(Entries taken from a collection)

***

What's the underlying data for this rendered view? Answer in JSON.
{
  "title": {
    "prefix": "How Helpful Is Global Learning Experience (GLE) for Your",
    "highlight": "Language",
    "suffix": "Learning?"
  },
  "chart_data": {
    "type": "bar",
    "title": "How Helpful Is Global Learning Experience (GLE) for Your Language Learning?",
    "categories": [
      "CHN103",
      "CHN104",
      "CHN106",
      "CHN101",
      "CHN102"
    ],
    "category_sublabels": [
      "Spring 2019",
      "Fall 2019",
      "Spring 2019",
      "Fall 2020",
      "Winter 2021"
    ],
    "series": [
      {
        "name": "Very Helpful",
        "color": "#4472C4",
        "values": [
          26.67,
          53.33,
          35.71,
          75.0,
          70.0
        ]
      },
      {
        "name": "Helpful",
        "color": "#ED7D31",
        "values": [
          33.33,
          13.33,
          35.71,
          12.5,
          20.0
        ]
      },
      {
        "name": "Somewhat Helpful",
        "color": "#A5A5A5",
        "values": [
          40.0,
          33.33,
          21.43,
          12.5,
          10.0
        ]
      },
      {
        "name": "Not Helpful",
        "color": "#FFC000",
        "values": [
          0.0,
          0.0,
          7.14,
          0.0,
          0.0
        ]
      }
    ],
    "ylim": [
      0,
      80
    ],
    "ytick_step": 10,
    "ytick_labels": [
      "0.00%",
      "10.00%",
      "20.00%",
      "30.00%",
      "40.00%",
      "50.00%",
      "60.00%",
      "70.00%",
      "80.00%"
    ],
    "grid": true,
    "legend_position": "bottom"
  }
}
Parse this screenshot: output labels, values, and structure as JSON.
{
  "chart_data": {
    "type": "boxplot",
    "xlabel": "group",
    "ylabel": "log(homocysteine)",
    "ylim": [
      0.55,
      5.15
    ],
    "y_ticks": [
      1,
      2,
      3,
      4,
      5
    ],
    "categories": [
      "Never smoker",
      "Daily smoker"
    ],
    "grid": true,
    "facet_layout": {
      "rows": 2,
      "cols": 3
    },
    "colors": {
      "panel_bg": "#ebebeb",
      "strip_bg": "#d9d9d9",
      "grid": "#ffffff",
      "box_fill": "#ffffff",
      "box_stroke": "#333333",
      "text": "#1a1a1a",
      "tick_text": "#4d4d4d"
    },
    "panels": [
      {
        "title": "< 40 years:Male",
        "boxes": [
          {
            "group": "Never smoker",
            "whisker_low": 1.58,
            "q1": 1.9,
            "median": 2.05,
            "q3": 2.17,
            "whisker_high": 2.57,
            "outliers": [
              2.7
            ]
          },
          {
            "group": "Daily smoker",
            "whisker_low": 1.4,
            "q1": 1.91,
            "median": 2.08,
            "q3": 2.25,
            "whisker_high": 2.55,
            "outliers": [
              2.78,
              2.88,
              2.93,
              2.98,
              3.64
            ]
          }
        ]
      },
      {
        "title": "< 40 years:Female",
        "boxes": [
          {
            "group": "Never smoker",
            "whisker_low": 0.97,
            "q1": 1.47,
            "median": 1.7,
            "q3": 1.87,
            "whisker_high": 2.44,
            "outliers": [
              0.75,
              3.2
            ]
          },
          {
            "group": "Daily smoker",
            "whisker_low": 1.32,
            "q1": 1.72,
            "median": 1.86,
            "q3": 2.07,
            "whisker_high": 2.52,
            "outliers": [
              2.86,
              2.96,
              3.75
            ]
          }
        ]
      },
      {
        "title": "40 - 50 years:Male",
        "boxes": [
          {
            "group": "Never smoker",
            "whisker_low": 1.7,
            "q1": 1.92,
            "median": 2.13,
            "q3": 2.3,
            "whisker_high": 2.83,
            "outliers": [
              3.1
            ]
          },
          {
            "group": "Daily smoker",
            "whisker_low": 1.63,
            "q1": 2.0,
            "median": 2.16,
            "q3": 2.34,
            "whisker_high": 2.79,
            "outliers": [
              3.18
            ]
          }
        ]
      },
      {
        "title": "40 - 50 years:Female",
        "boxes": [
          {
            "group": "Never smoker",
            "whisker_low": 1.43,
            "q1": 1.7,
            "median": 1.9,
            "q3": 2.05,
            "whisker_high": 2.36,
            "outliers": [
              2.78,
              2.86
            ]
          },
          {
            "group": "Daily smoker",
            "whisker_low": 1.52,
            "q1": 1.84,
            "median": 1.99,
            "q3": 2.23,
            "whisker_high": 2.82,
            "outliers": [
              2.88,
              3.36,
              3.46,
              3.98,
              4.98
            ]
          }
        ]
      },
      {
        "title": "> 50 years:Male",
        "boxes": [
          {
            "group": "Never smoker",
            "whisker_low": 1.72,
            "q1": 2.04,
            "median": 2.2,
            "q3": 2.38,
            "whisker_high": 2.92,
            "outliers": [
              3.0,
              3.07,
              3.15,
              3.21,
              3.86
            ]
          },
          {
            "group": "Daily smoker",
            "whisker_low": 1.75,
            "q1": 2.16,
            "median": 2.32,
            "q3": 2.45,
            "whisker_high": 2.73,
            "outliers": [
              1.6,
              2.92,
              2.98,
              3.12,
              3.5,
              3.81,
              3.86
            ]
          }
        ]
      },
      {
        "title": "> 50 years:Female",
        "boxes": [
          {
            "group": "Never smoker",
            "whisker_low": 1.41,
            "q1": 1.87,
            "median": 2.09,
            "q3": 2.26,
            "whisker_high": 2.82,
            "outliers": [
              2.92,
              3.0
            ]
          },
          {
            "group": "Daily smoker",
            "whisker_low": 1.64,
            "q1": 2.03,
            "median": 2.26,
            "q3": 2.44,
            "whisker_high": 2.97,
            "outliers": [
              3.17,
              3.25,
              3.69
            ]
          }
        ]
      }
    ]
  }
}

***

__Direction__
Copy each line of the records containing the string "Helpful".

__Answer to this exercise__
    "prefix": "How Helpful Is Global Learning Experience (GLE) for Your",
    "title": "How Helpful Is Global Learning Experience (GLE) for Your Language Learning?",
        "name": "Very Helpful",
        "name": "Helpful",
        "name": "Somewhat Helpful",
        "name": "Not Helpful",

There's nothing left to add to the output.